--- Begin SUPPLIED INFORMATION ---

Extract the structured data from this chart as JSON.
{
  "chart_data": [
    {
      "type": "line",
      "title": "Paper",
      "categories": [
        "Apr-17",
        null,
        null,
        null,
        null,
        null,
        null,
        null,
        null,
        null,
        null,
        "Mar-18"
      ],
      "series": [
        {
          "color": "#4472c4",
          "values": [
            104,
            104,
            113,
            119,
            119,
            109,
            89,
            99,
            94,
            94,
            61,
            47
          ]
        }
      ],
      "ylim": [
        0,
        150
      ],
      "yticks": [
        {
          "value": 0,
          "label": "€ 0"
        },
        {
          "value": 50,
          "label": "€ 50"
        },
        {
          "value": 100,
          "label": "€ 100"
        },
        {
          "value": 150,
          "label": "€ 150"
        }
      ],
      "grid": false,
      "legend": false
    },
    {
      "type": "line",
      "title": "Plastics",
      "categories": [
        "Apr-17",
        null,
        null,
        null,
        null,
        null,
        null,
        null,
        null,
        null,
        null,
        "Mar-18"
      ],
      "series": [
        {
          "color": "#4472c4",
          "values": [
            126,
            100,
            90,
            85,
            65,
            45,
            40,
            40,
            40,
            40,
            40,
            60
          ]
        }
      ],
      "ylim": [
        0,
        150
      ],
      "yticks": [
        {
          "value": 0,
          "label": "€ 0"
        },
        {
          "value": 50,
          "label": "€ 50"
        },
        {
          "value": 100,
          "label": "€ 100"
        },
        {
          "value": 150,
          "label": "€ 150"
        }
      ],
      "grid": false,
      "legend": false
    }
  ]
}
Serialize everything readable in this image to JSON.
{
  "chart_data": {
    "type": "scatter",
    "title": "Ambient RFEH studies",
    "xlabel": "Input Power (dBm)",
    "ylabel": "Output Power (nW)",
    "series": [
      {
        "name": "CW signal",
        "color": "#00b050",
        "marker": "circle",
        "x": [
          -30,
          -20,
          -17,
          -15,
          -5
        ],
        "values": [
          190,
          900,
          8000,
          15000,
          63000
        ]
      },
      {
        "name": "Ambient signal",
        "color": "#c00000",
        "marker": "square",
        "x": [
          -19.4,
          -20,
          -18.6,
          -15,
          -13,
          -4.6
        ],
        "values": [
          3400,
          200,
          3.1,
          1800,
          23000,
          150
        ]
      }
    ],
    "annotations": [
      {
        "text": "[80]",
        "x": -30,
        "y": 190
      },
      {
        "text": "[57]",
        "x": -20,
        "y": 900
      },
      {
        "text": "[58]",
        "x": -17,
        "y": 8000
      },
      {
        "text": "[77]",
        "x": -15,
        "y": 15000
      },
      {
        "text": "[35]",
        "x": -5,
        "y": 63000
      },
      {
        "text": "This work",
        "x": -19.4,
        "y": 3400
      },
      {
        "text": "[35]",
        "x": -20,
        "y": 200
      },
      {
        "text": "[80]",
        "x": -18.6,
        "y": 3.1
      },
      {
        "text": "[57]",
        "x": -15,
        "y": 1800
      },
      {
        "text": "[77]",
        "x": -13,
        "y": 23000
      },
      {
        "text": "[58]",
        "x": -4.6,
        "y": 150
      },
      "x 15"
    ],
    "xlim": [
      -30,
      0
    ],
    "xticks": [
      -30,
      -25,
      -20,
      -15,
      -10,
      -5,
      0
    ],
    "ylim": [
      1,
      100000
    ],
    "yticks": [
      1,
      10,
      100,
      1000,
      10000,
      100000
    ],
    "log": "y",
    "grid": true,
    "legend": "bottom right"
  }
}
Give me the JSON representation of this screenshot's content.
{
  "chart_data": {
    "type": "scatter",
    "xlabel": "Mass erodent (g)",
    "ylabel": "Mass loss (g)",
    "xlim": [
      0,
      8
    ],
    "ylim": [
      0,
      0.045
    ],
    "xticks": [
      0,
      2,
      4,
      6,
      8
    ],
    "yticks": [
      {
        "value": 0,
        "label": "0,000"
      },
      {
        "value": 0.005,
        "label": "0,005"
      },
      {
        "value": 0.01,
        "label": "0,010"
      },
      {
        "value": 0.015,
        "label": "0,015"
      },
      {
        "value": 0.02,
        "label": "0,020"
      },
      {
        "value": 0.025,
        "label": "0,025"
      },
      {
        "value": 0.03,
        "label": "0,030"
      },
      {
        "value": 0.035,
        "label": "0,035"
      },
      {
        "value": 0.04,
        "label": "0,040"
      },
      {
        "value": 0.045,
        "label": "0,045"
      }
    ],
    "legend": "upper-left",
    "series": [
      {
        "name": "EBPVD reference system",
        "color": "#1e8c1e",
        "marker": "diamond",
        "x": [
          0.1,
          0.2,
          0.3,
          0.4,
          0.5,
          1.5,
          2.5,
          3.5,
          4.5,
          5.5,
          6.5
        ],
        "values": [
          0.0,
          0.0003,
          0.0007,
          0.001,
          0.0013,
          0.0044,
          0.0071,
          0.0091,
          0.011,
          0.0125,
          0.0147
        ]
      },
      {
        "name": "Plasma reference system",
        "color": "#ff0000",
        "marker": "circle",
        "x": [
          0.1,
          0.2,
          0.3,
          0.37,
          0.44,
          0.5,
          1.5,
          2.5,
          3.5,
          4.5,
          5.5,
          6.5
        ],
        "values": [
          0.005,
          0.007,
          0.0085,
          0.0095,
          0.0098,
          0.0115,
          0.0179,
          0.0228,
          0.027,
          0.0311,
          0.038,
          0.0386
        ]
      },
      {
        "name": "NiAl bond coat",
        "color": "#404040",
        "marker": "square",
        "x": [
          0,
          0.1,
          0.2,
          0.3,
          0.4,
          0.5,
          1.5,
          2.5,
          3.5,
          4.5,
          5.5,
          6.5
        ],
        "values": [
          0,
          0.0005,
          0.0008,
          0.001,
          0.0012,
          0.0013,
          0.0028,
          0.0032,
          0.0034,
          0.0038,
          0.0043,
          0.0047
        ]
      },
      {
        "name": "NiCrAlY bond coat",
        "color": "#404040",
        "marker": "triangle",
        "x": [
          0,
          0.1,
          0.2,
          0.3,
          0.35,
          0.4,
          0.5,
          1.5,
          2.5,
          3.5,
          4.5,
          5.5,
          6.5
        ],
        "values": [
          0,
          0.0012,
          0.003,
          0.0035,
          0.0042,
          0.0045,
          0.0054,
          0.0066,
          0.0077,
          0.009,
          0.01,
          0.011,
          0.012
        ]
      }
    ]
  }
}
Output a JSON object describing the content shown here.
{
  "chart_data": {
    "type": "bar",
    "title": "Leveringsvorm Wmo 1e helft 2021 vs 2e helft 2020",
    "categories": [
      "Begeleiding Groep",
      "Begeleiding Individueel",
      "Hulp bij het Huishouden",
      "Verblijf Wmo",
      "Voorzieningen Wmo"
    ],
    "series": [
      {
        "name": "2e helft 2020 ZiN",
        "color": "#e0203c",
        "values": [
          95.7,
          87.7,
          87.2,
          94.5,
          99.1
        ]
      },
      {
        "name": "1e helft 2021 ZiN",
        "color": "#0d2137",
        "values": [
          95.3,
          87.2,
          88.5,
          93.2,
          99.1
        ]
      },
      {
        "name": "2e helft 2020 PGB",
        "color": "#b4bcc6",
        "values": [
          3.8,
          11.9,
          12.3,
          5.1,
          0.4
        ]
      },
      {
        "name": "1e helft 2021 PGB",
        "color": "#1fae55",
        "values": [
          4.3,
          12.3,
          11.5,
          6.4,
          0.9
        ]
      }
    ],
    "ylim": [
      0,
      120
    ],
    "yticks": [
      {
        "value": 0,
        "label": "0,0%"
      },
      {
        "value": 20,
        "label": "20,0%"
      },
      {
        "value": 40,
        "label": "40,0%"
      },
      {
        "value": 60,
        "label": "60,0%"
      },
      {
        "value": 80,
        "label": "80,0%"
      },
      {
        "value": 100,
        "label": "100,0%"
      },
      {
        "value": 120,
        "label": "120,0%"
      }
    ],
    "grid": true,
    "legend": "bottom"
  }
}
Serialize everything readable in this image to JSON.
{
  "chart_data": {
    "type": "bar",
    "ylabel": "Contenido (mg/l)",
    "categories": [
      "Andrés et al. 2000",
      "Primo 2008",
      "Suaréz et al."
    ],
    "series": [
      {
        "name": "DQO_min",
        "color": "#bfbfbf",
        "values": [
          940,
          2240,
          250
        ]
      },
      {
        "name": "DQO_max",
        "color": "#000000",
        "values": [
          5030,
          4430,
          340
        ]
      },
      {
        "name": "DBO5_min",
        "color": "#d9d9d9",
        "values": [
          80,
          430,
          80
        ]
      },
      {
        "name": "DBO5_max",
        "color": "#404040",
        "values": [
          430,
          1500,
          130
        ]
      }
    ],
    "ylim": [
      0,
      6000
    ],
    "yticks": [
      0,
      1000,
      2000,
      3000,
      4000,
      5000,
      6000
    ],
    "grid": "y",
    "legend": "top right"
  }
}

--- End SUPPLIED INFORMATION ---

* [DESCRIPTION OF THE TASK]: Find the string "ylabel" in the entries above and return each line that holds it.

* [SOLUTION TO THE PROBLEM]:
    "ylabel": "Output Power (nW)",
    "ylabel": "Mass loss (g)",
    "ylabel": "Contenido (mg/l)",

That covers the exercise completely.